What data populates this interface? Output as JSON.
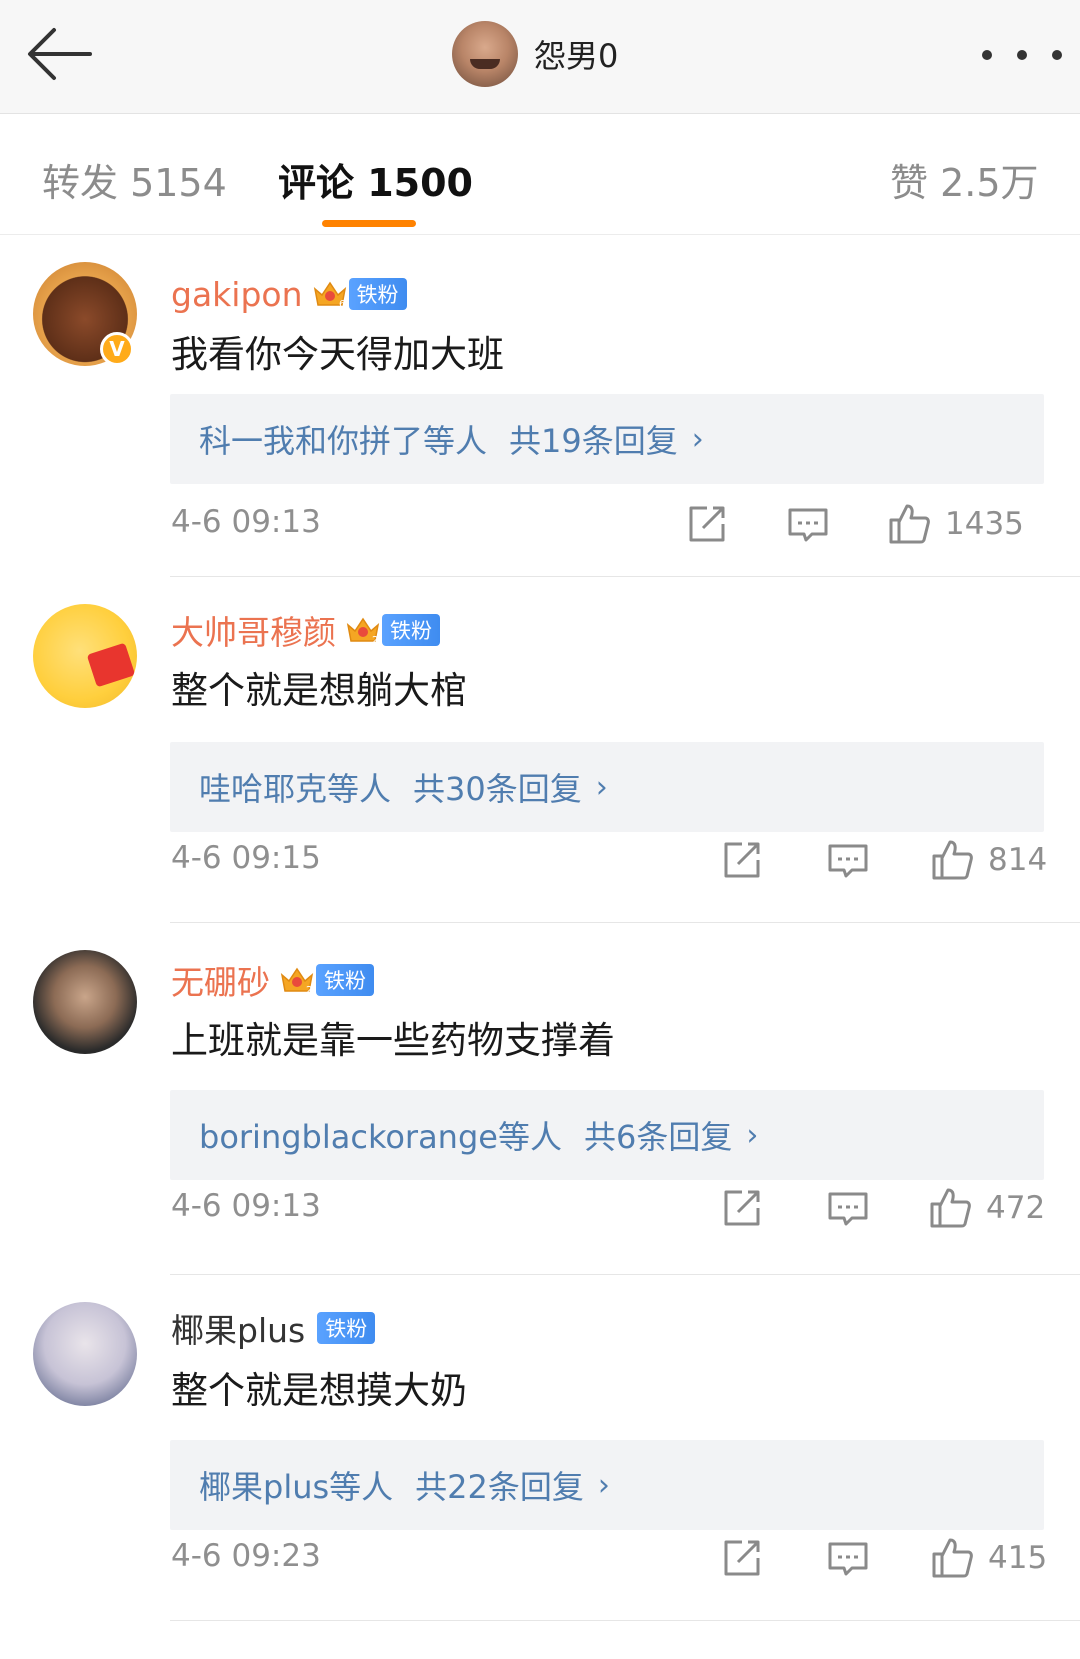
{
  "header": {
    "owner_name": "怨男0",
    "back_icon": "arrow-left-icon",
    "more_icon": "more-dots-icon"
  },
  "tabs": [
    {
      "label": "转发 5154"
    },
    {
      "label": "评论 1500"
    },
    {
      "label": "赞 2.5万"
    }
  ],
  "colors": {
    "accent": "#ff8200",
    "username": "#eb7350",
    "link": "#507daf",
    "fan_badge": "#4a95f7"
  },
  "comments": [
    {
      "username": "gakipon",
      "crown_num": "6",
      "fan_badge": "铁粉",
      "text": "我看你今天得加大班",
      "reply_names": "科一我和你拼了等人",
      "reply_count": "共19条回复",
      "time": "4-6 09:13",
      "likes": "1435",
      "verified": true
    },
    {
      "username": "大帅哥穆颜",
      "crown_num": "2",
      "fan_badge": "铁粉",
      "text": "整个就是想躺大棺",
      "reply_names": "哇哈耶克等人",
      "reply_count": "共30条回复",
      "time": "4-6 09:15",
      "likes": "814",
      "verified": false
    },
    {
      "username": "无硼砂",
      "crown_num": "2",
      "fan_badge": "铁粉",
      "text": "上班就是靠一些药物支撑着",
      "reply_names": "boringblackorange等人",
      "reply_count": "共6条回复",
      "time": "4-6 09:13",
      "likes": "472",
      "verified": false
    },
    {
      "username": "椰果plus",
      "crown_num": "",
      "fan_badge": "铁粉",
      "text": "整个就是想摸大奶",
      "reply_names": "椰果plus等人",
      "reply_count": "共22条回复",
      "time": "4-6 09:23",
      "likes": "415",
      "verified": false
    }
  ],
  "verified_badge_text": "V",
  "arrow_glyph": "›"
}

+ + + + + + +

TASK TO CARRY OUT —
Return the records exactly. Don't carry the pictures over.

IN RESPONSE —
What data populates this interface? Output as JSON.
{
  "header": {
    "owner_name": "怨男0",
    "back_icon": "arrow-left-icon",
    "more_icon": "more-dots-icon"
  },
  "tabs": [
    {
      "label": "转发 5154"
    },
    {
      "label": "评论 1500"
    },
    {
      "label": "赞 2.5万"
    }
  ],
  "colors": {
    "accent": "#ff8200",
    "username": "#eb7350",
    "link": "#507daf",
    "fan_badge": "#4a95f7"
  },
  "comments": [
    {
      "username": "gakipon",
      "crown_num": "6",
      "fan_badge": "铁粉",
      "text": "我看你今天得加大班",
      "reply_names": "科一我和你拼了等人",
      "reply_count": "共19条回复",
      "time": "4-6 09:13",
      "likes": "1435",
      "verified": true
    },
    {
      "username": "大帅哥穆颜",
      "crown_num": "2",
      "fan_badge": "铁粉",
      "text": "整个就是想躺大棺",
      "reply_names": "哇哈耶克等人",
      "reply_count": "共30条回复",
      "time": "4-6 09:15",
      "likes": "814",
      "verified": false
    },
    {
      "username": "无硼砂",
      "crown_num": "2",
      "fan_badge": "铁粉",
      "text": "上班就是靠一些药物支撑着",
      "reply_names": "boringblackorange等人",
      "reply_count": "共6条回复",
      "time": "4-6 09:13",
      "likes": "472",
      "verified": false
    },
    {
      "username": "椰果plus",
      "crown_num": "",
      "fan_badge": "铁粉",
      "text": "整个就是想摸大奶",
      "reply_names": "椰果plus等人",
      "reply_count": "共22条回复",
      "time": "4-6 09:23",
      "likes": "415",
      "verified": false
    }
  ],
  "verified_badge_text": "V",
  "arrow_glyph": "›"
}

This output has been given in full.